Published in KPBS On Air Magazine November 2001

The ad copy for the movie read: ‘You are cordially invited to George and Martha’s for an evening of fun and games.” Beware; fun and games can be vicious.

In 1966, four years after the controversial Broadway opening of the play, “Who’s Afraid of Virginia Woolf?” went further than any prior big-studio film in its use of profanity and sexual implication, which assured its entry into film history and the American lexicon.

Some theater critics had called the play “a brilliantly original work of art, an excoriating theatrical experience, surging with shocks of recognition and dramatic fire,” “the most shattering drama… since O’Neill’s Long Day’s Journey Into Night.” But when the Pulitzer Prize committee voted to honor …Virginia Woolf, the trustees of Columbia University, overseers of the award, denied the Prize because of the overly explicit language and exploration of ‘taboo’ subjects.

Nearly four decades later, the play still has the power to shock and devastate. George and Martha, whose names are said to symbolize the First Couple and the failure of the American Dream, are intelligent, inebriated, combative, acerbic, verbally violent and thoroughly unforgettable.

####

DIRECTIVES:
A) Say whether each statement agrees with the article about the play and film "Who's Afraid of Virginia Woolf?": (i) the film came out four years after the play opened on Broadway; (ii) the play was awarded the Pulitzer Prize; (iii) a critic likened the play to a drama by O'Neill. Answer yes or no for each, quoting the deciding words of the article.
B) Carry on the article about the play and film "Who's Afraid of Virginia Woolf?" from its final sentence.
The lines after this point are not needed.

####

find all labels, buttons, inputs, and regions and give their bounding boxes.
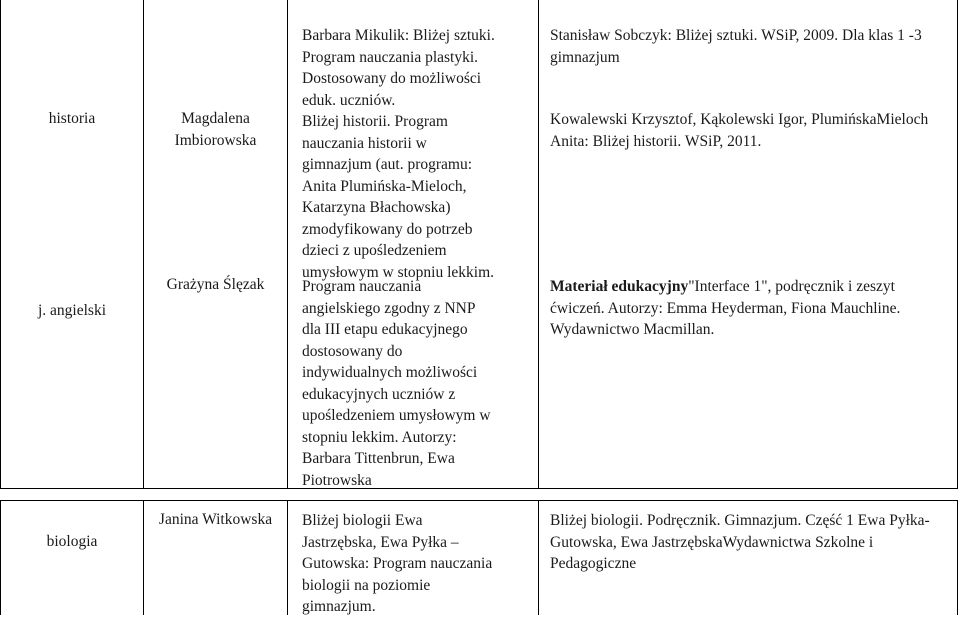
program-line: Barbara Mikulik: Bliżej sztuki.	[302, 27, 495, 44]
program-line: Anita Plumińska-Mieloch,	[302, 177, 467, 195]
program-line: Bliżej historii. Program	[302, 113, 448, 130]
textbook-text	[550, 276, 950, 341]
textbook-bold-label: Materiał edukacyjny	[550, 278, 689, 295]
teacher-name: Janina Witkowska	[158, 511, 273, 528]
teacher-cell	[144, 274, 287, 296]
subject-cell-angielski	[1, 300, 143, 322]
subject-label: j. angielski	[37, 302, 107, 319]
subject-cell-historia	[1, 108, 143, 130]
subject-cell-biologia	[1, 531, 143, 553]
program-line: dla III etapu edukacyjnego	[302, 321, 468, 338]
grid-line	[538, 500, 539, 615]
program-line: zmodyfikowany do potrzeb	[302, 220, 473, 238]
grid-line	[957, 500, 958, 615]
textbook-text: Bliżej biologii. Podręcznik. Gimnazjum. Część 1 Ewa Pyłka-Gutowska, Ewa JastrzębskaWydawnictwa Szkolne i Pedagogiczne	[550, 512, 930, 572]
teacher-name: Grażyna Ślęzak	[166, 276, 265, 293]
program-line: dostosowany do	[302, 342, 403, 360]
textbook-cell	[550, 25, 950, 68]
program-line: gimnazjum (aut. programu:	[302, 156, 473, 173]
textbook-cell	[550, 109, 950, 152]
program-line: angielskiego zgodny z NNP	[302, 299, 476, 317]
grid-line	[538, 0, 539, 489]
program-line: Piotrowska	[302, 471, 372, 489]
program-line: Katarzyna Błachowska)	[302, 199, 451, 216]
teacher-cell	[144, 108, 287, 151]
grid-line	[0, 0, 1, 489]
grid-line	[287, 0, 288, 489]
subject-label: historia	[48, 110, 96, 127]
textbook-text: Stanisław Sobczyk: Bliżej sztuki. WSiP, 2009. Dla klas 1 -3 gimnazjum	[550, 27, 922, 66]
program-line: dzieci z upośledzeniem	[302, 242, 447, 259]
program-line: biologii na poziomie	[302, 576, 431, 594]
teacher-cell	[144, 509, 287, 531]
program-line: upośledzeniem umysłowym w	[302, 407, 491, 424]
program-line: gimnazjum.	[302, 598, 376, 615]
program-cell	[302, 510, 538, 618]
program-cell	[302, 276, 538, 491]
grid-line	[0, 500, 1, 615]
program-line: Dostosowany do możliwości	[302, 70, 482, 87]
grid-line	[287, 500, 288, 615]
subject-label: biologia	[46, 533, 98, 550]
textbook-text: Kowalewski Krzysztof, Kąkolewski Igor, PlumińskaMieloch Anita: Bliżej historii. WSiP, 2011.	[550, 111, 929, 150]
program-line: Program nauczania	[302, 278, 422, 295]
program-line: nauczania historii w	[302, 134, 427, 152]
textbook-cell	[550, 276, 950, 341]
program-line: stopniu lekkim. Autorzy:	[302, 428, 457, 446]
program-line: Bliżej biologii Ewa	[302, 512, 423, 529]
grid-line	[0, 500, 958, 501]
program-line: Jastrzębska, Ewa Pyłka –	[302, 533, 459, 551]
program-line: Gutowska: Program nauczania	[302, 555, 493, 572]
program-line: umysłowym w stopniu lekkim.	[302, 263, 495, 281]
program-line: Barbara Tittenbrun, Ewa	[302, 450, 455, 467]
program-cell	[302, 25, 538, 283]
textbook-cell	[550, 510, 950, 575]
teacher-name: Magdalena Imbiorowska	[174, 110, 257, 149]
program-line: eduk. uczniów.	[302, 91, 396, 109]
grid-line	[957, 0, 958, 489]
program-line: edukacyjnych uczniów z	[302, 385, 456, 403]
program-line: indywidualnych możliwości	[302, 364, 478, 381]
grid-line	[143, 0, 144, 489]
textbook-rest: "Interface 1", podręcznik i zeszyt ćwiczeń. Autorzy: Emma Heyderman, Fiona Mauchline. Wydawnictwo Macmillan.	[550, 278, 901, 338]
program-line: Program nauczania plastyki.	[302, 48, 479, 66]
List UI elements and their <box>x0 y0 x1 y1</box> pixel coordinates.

####

RESPONSES BY TASK:
A)
(i) Yes: "In 1966, four years after the controversial Broadway opening of the play"
(ii) No: "the trustees of Columbia University, overseers of the award, denied the Prize"
(iii) Yes: "the most shattering drama… since O’Neill’s Long Day’s Journey Into Night."

B)
But the piece isn’t just about their disturbed and destructive marriage. Edward Albee wrote the play during a time of tense relations between East and West, between blacks and whites. Who’s Afraid of Virginia Woolf (a title Albee said came from a men’s room wall) was one of the first theatrical successes to articulate our country’s undercurrent of unease and dissatisfaction. In addition to examining two unsavory relationships, mired in fantasy and deception, the play also challenges several sacred American values: family, marriage, success, religion. In a small New England college town, George and Martha play deadly, devastating games with their young visitors: Humiliate the Host, Hump the Hostess, Get the Guests. It’s not just brutal; it’s brutally funny.

Though it’s been hailed a masterpiece, the play isn’t staged that frequently, because the playwright demands approval of every single production, conception and cast.

Todd Salovey, associate artistic director of the San Diego Repertory Theatre, feels fortunate to have gotten the master’s approval, which he attributes, in part, to his theatrical pedigree: he trained at Stanford and at UCSD, under two of Albee’s most significant interpreters: theater historian Martin Esslin and Alan Schneider, who directed the original stage production with Uta Hagen and Arthur Hill. He’s thrilled to be bringing Virginia Woolf to San Diego.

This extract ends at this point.